> [Goals]
• 1. According to the post about ANTS Memory Profiler 5, what causes memory leaks in .NET?
• 2. Reproduce the passage from the post about ANTS Memory Profiler 5 starting at "For anyone who" and ending at "profiler for exactly?".

Our first
ANTS Memory Profiler 5 early access build is now available, and although it really is a very, very, early build, it’s still fantastic for finding memory leaks, as I discovered when I set it loose on the next release of
Exception Hunter in development. In this post I’m going to take you through the steps needed to track down memory leaks with ANTS Memory Profiler 5.
For anyone who doesn’t want to be bored with the details, download information is available here:
http://www.red-gate.com/MessageBoard/viewforum.php?f=92
(We’ll post new announcements in the forums as new builds become available, along with information about exactly what’s included.)
So why do
you care? What’s a memory profiler for exactly?
As I said above, ANTS Memory Profiler 5 can help you find memory leaks. In .NET, memory leaks occur if you hold on to references to objects you’re no longer using, because this prevents the garbage collector from cleaning them up. ANTS Memory Profiler helps you find these leaked objects. Once you’ve found them, you can make code changes to fix the problem, which is great because your application will become more stable, more reliable, less of a resource hog, and might even run faster.
So, if you’re experiencing memory problems, download this build and follow the guide below to see how to use it to track down problems. There’s really nothing to lose.
If you don’t know much about .NET memory management, I’d recommend a bit of background reading: I’ve collected some suggested reading in the
references section at the end of this post. From here on in I’m going to assume you know about the garbage collector, and what a GC root is. If not you should be able to get away with taking 10 minutes out to read the first article I’ve suggested.

> [Listing]
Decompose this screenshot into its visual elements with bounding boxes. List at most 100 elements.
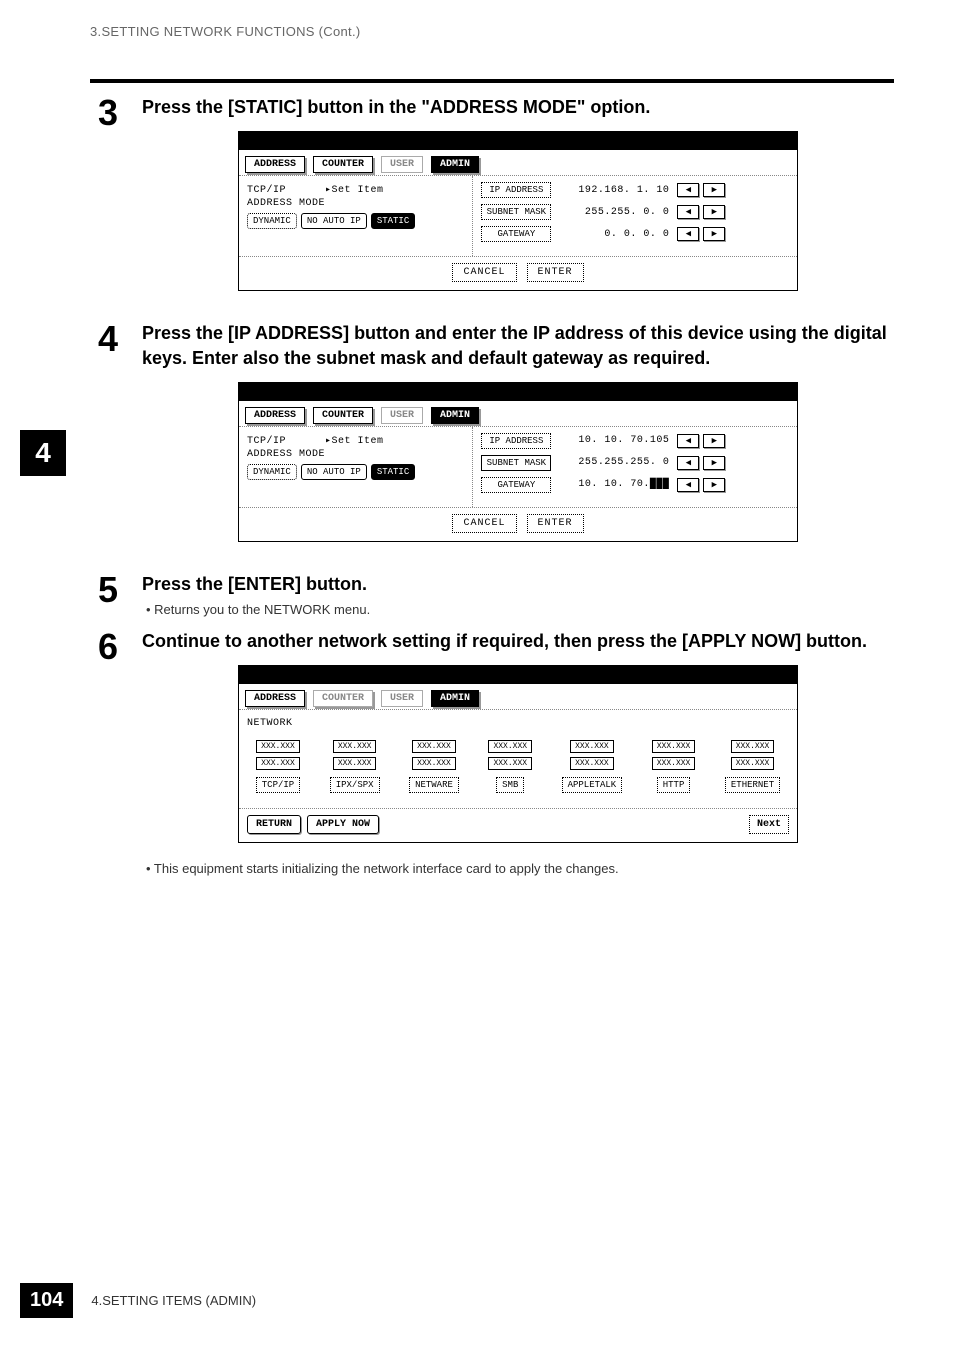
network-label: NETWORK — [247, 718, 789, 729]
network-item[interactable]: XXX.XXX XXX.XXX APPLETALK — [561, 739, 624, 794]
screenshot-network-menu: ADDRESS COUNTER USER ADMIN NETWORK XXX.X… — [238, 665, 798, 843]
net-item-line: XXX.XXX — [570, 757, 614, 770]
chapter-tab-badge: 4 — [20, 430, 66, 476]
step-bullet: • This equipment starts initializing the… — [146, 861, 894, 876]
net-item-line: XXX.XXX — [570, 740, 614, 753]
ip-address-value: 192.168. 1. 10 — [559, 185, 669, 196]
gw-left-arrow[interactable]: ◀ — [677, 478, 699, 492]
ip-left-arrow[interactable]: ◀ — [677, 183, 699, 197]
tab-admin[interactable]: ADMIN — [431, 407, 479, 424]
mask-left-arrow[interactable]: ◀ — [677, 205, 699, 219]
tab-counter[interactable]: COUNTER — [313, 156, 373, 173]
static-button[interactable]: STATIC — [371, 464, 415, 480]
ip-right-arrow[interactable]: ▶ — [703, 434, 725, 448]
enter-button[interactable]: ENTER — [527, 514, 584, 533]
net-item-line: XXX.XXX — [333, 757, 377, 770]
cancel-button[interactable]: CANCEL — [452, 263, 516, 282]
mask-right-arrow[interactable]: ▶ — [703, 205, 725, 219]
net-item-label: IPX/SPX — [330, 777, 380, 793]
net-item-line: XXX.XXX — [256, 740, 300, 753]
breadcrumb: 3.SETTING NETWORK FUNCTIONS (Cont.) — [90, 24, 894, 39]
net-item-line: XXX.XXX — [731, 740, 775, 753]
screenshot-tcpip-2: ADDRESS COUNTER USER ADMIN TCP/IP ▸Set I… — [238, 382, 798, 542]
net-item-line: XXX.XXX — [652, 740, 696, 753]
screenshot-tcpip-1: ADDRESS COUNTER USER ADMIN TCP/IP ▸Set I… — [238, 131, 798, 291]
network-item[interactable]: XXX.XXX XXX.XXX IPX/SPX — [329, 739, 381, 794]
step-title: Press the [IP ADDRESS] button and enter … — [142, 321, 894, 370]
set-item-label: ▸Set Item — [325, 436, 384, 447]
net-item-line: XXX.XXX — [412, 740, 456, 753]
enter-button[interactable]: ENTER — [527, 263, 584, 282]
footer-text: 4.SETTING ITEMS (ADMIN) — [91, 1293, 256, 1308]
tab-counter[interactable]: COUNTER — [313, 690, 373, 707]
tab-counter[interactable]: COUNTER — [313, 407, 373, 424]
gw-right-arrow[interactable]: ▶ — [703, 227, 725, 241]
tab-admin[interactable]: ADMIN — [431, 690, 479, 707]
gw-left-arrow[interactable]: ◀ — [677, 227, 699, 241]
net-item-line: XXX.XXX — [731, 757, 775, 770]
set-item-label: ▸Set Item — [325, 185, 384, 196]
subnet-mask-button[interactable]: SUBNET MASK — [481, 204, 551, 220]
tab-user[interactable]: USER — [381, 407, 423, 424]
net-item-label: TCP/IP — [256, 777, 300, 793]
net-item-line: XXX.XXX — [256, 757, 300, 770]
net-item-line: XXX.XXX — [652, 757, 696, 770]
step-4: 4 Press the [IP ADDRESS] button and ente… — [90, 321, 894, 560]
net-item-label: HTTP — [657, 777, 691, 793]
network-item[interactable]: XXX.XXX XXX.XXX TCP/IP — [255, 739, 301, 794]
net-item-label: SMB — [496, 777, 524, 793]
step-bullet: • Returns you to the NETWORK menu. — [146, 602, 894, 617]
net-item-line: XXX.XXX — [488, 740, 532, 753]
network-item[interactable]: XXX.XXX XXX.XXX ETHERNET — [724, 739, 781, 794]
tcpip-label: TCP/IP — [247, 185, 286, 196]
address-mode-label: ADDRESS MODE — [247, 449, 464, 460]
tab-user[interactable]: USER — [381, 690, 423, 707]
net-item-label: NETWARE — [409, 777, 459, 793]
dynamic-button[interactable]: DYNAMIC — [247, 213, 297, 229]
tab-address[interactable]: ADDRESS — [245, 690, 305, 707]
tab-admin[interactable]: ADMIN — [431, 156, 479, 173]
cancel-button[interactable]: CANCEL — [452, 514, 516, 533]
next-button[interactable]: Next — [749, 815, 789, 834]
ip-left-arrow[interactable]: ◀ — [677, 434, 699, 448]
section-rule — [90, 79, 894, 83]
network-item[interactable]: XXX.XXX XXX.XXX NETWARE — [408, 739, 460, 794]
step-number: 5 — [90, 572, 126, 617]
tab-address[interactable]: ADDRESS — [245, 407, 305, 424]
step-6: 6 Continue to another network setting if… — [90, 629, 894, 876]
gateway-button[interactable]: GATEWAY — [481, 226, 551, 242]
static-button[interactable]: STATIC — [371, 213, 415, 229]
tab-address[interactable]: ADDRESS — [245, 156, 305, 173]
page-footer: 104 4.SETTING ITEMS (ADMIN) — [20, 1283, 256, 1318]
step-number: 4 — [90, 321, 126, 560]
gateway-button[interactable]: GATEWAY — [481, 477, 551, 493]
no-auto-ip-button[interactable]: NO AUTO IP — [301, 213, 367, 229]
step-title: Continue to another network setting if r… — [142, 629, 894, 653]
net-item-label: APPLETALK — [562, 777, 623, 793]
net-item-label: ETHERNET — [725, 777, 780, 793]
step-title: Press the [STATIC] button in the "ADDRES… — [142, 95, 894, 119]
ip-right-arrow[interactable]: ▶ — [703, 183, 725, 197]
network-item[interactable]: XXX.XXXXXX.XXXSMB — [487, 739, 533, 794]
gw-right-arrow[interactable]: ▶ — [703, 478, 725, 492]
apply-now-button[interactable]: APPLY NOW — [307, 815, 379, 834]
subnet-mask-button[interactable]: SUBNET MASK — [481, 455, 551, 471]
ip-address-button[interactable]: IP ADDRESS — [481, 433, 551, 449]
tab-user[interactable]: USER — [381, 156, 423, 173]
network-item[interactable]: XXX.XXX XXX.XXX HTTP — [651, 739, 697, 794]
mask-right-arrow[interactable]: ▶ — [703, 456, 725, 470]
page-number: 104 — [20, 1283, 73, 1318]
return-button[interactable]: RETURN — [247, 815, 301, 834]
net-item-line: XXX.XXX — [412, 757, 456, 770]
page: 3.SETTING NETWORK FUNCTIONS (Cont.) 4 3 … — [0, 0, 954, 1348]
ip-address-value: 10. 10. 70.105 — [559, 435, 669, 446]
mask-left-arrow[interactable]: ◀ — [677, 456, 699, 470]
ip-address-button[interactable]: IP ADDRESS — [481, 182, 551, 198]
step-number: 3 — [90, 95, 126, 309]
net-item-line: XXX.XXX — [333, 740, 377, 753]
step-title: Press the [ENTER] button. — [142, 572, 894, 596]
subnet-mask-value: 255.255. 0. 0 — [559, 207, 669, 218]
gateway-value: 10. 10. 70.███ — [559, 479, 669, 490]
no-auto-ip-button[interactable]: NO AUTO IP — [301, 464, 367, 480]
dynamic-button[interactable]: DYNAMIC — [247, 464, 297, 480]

...

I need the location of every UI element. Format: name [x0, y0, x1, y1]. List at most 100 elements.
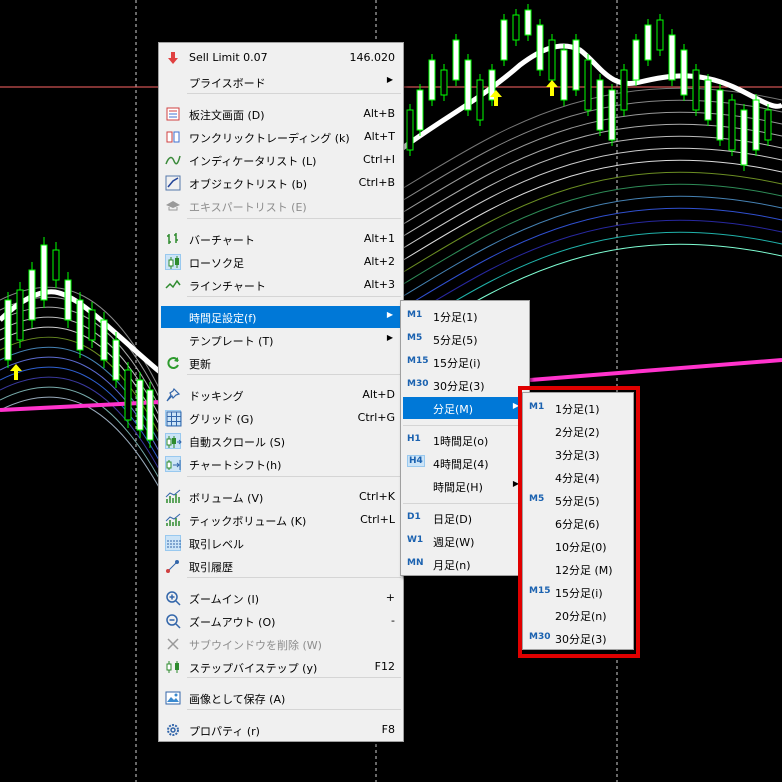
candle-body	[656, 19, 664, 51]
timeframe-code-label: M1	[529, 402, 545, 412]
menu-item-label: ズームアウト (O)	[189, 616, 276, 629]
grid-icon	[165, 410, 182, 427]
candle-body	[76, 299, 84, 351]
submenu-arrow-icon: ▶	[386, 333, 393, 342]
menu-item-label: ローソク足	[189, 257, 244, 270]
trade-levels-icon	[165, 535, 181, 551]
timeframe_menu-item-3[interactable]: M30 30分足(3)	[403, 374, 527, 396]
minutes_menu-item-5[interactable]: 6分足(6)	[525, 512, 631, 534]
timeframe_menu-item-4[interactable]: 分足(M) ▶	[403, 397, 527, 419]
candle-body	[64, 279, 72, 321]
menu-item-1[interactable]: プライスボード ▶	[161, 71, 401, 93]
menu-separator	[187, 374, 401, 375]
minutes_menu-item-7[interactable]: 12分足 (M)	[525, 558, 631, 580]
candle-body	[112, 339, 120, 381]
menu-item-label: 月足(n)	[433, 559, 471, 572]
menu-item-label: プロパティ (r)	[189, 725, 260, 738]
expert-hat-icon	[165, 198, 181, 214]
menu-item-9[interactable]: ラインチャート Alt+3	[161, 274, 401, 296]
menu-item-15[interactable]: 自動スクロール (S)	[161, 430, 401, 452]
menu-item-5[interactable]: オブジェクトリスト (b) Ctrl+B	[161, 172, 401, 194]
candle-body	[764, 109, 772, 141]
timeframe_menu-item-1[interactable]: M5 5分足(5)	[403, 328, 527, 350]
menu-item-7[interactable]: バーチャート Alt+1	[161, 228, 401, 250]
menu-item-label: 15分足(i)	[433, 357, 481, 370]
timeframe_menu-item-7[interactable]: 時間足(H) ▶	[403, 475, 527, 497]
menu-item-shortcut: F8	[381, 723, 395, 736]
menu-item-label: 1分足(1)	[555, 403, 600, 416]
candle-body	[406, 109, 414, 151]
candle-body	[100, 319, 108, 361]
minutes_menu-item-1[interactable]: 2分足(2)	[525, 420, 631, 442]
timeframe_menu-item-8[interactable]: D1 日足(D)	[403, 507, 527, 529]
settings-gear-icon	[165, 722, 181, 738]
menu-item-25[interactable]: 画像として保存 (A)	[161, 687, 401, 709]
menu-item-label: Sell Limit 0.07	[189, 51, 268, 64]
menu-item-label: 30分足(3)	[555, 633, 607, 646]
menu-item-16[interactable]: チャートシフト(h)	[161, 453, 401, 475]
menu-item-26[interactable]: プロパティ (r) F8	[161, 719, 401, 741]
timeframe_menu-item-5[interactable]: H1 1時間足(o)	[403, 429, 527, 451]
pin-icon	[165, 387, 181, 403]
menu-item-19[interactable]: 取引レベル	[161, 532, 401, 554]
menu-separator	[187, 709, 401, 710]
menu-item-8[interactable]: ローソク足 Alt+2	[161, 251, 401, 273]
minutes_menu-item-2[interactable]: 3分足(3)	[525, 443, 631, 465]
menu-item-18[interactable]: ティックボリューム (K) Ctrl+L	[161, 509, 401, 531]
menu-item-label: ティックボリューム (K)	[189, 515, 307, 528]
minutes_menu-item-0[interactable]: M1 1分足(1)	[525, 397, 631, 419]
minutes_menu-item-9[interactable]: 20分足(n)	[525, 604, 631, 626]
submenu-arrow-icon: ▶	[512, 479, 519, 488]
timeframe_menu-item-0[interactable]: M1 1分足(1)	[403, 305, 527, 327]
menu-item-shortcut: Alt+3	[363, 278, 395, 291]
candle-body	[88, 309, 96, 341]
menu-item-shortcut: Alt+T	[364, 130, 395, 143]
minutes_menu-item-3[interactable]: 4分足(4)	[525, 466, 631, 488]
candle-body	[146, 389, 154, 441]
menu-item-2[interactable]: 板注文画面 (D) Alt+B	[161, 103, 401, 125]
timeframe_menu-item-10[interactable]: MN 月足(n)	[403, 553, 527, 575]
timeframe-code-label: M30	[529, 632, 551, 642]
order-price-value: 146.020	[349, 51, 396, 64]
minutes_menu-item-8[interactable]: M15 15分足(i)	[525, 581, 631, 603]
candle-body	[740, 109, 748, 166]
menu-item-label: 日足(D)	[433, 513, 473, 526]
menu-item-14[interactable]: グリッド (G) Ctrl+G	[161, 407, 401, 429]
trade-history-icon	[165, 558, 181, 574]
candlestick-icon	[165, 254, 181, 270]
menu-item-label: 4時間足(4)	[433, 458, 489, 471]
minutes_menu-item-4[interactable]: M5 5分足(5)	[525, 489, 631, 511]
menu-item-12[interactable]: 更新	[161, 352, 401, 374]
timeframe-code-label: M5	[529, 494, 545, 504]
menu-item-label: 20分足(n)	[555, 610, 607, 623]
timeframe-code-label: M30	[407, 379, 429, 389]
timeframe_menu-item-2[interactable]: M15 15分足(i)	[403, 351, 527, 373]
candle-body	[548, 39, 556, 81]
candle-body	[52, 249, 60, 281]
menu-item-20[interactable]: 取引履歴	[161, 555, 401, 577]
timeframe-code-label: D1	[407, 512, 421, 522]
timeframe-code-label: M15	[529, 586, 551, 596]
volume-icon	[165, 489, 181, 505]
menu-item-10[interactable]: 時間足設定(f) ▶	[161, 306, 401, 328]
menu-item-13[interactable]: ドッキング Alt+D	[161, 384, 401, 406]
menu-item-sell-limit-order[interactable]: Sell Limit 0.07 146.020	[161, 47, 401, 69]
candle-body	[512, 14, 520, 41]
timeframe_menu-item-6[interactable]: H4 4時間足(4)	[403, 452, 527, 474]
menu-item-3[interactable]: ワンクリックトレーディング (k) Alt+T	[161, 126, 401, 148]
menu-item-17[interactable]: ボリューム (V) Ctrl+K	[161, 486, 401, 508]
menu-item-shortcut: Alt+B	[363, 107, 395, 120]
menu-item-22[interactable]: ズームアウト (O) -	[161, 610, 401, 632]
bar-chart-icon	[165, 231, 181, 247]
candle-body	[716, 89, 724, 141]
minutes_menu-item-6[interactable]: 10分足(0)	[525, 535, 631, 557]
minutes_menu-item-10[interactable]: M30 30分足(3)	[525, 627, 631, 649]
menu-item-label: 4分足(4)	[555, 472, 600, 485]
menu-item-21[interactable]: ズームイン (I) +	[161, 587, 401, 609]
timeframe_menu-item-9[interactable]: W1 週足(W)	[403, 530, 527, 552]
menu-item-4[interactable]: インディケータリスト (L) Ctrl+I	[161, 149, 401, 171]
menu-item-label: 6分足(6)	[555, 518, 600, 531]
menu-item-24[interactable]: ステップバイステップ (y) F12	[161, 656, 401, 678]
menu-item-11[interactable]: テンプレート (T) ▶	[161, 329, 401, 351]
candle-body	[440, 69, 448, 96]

> [Solutions for each task]
• 1. Holding on to references to objects you're no longer using, which prevents the garbage collector from cleaning them up.

• 2.
For anyone who doesn’t want to be bored with the details, download information is available here:
http://www.red-gate.com/MessageBoard/viewforum.php?f=92
(We’ll post new announcements in the forums as new builds become available, along with information about exactly what’s included.)
So why do
you care? What’s a memory profiler for exactly?